[What you are asked to do]
Copy down every line where the string "развития" shows up.

[Records for the exercise]
-=-=-=-=-
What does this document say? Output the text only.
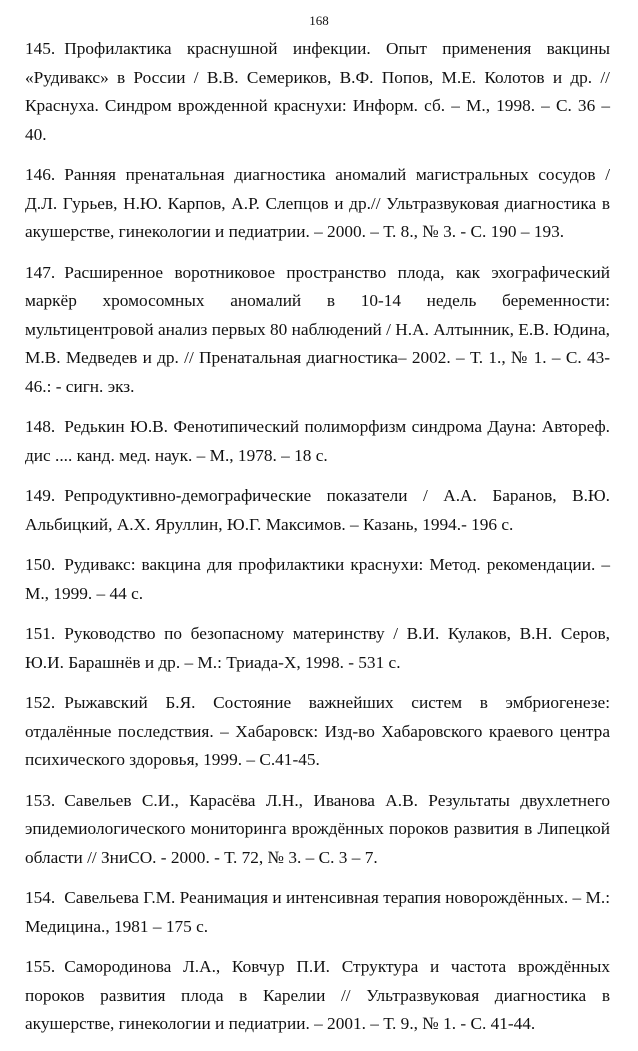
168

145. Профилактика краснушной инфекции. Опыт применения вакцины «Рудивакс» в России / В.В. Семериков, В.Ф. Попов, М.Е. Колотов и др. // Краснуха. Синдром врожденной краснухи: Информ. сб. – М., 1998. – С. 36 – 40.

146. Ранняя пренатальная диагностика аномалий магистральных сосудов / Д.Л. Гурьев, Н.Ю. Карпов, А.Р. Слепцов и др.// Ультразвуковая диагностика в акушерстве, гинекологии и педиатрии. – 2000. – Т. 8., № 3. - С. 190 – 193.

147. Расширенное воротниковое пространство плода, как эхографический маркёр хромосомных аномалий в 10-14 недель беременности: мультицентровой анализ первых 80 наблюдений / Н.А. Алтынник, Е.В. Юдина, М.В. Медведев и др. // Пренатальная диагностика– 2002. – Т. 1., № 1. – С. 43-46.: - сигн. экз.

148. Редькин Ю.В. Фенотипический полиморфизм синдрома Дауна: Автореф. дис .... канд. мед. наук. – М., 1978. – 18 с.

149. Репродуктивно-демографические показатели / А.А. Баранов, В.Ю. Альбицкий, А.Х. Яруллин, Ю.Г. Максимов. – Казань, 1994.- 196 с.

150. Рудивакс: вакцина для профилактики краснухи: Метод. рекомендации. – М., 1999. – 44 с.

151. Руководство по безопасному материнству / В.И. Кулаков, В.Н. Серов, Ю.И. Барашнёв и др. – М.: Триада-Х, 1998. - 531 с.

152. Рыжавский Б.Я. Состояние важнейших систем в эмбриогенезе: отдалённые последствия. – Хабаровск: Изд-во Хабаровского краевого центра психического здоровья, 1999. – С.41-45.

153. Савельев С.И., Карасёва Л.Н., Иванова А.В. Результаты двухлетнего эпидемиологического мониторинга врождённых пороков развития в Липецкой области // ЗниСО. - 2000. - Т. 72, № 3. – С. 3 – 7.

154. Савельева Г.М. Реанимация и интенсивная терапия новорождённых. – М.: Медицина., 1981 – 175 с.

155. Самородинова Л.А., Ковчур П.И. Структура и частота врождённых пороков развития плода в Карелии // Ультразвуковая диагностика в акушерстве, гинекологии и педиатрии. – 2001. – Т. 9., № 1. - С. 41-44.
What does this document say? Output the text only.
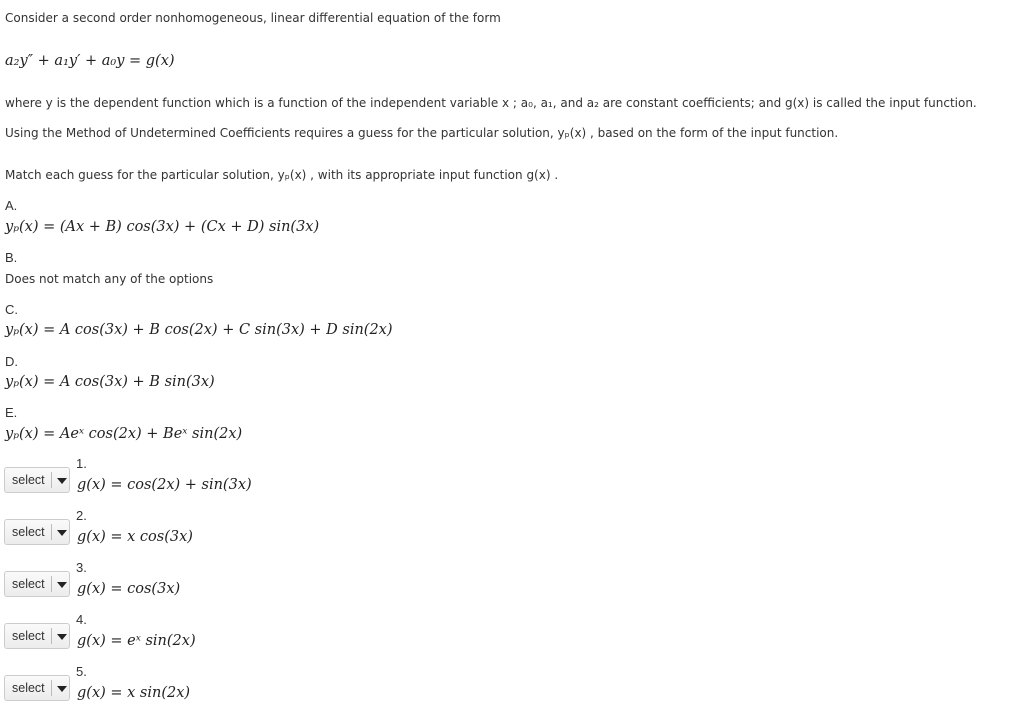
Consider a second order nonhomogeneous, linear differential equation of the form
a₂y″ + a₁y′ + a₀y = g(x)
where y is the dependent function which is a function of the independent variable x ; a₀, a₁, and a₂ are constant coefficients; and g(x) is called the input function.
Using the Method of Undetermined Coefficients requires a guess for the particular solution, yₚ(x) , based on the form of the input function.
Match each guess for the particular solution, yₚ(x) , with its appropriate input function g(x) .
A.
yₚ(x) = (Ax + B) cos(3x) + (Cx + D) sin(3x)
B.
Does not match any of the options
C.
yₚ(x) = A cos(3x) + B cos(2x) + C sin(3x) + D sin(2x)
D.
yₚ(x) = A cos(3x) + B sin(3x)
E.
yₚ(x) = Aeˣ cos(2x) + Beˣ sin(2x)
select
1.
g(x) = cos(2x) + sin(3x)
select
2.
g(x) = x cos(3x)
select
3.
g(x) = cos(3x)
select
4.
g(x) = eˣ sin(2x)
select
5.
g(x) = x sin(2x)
-=-=-=-=-
[Result for this exercise]
153. Савельев С.И., Карасёва Л.Н., Иванова А.В. Результаты двухлетнего эпидемиологического мониторинга врождённых пороков развития в Липецкой области // ЗниСО. - 2000. - Т. 72, № 3. – С. 3 – 7.
155. Самородинова Л.А., Ковчур П.И. Структура и частота врождённых пороков развития плода в Карелии // Ультразвуковая диагностика в акушерстве, гинекологии и педиатрии. – 2001. – Т. 9., № 1. - С. 41-44.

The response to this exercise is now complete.